Check each line of the data for "Services" and select those that have it.

* Start EXERCISE INPUTS *

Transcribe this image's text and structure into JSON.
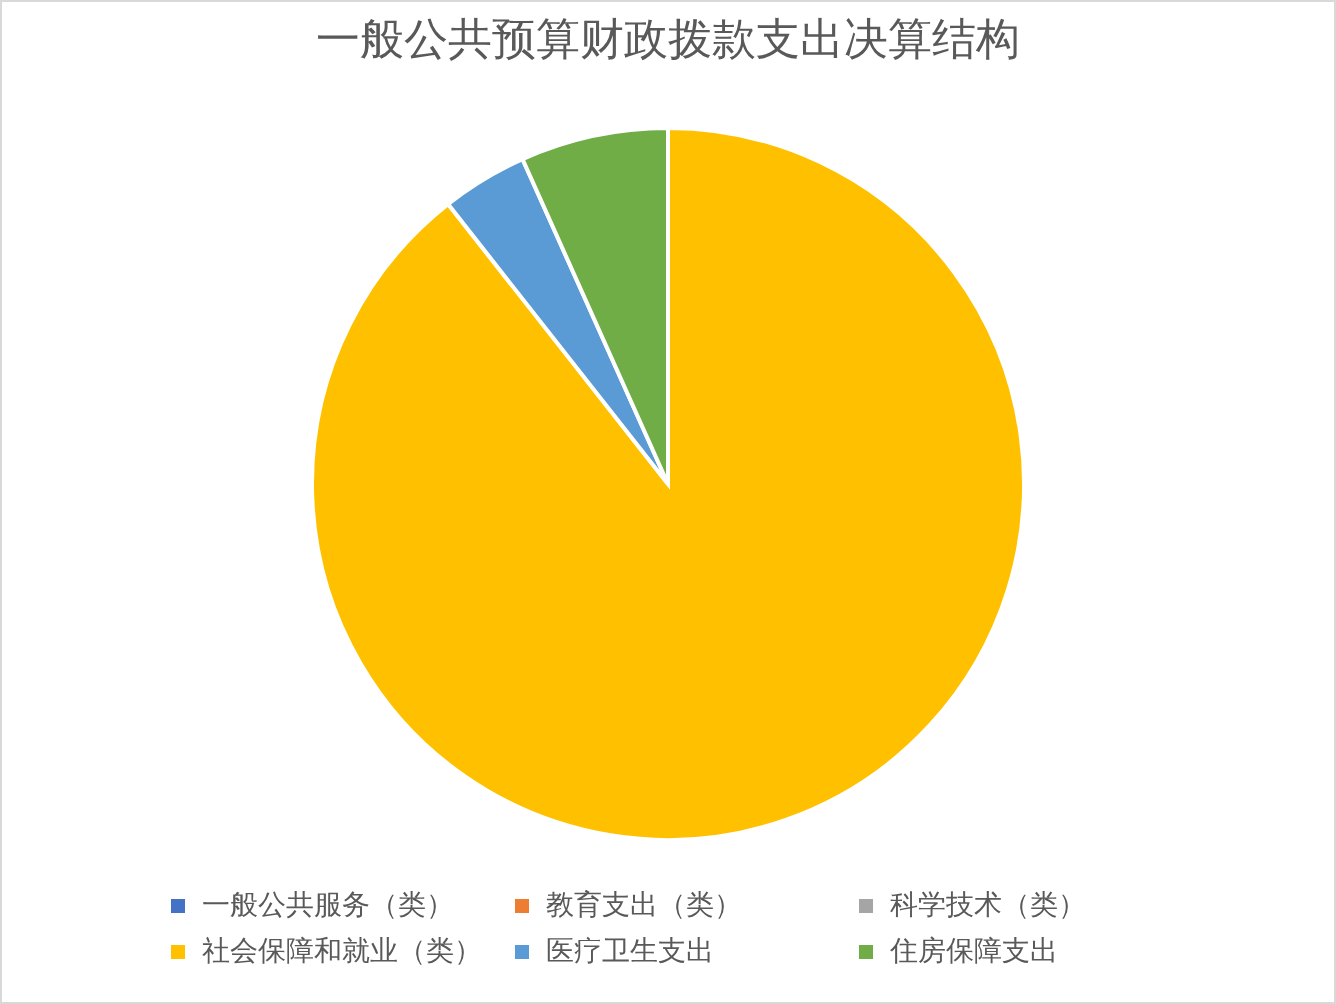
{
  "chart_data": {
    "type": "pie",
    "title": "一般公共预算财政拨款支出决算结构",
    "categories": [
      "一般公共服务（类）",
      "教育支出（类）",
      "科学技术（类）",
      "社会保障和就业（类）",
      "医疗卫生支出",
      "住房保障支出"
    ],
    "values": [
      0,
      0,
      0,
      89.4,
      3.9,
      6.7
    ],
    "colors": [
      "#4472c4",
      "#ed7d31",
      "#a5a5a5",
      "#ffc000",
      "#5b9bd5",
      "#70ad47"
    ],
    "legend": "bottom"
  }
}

* End EXERCISE INPUTS *
* Start EXERCISE INPUTS *

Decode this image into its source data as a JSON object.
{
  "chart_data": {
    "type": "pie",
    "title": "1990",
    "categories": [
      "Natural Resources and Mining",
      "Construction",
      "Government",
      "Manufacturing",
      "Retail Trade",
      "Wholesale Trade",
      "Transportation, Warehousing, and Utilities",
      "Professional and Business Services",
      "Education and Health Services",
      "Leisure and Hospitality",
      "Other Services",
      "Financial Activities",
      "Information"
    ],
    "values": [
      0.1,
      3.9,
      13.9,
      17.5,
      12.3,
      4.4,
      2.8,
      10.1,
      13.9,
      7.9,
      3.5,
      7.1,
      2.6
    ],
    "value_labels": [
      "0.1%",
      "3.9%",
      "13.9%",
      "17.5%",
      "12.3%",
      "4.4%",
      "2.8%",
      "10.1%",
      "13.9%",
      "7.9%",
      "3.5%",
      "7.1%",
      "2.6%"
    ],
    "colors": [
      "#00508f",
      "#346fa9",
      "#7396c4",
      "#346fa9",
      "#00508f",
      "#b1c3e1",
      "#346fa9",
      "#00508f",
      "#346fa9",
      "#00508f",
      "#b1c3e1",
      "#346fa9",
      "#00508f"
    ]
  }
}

* End EXERCISE INPUTS *
* Start EXERCISE INPUTS *

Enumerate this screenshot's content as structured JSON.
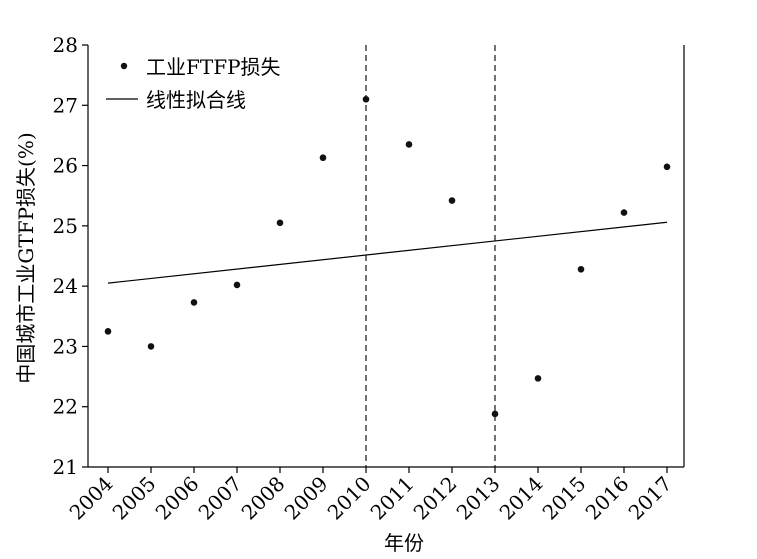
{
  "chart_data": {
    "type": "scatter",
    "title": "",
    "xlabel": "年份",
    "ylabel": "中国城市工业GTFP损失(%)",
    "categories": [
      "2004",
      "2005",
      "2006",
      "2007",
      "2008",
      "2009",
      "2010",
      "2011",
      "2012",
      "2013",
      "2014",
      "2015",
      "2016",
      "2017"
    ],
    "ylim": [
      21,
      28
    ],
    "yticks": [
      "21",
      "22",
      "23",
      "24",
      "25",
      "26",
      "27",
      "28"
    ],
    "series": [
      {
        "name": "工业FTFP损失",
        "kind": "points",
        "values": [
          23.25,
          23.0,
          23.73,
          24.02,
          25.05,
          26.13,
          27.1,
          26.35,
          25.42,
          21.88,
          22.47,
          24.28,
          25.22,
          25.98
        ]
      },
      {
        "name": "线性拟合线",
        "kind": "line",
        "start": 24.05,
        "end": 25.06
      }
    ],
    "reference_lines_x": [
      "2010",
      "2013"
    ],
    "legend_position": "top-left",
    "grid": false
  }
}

* End EXERCISE INPUTS *

> FULL OUTPUT:
      "Professional and Business Services",
      "Education and Health Services",
      "Other Services",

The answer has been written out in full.